* 作成課題 *
以下の資料を絞り込み、文字列「left」を含む行をすべて書き写しなさい。大文字と小文字は区別して判断すること。

データ項目:
####################
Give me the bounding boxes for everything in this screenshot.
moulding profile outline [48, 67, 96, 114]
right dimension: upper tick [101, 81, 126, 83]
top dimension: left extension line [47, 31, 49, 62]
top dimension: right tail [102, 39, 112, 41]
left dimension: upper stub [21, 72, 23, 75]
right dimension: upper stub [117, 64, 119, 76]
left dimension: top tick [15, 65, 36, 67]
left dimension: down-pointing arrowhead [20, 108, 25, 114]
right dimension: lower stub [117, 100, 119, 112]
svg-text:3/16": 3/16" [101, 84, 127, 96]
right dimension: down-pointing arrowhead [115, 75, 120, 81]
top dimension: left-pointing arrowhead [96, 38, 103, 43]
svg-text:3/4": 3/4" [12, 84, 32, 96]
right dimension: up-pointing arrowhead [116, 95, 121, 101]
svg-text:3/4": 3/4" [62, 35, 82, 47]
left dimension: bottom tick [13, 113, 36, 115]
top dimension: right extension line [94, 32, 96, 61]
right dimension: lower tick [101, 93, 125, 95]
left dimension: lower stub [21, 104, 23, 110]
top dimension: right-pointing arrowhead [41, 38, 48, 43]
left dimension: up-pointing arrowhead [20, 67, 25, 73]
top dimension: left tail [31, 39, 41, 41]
####################
* 課題の解答 *
top dimension: left extension line [47, 31, 49, 62]
left dimension: upper stub [21, 72, 23, 75]
left dimension: top tick [15, 65, 36, 67]
left dimension: down-pointing arrowhead [20, 108, 25, 114]
top dimension: left-pointing arrowhead [96, 38, 103, 43]
left dimension: bottom tick [13, 113, 36, 115]
left dimension: lower stub [21, 104, 23, 110]
left dimension: up-pointing arrowhead [20, 67, 25, 73]
top dimension: left tail [31, 39, 41, 41]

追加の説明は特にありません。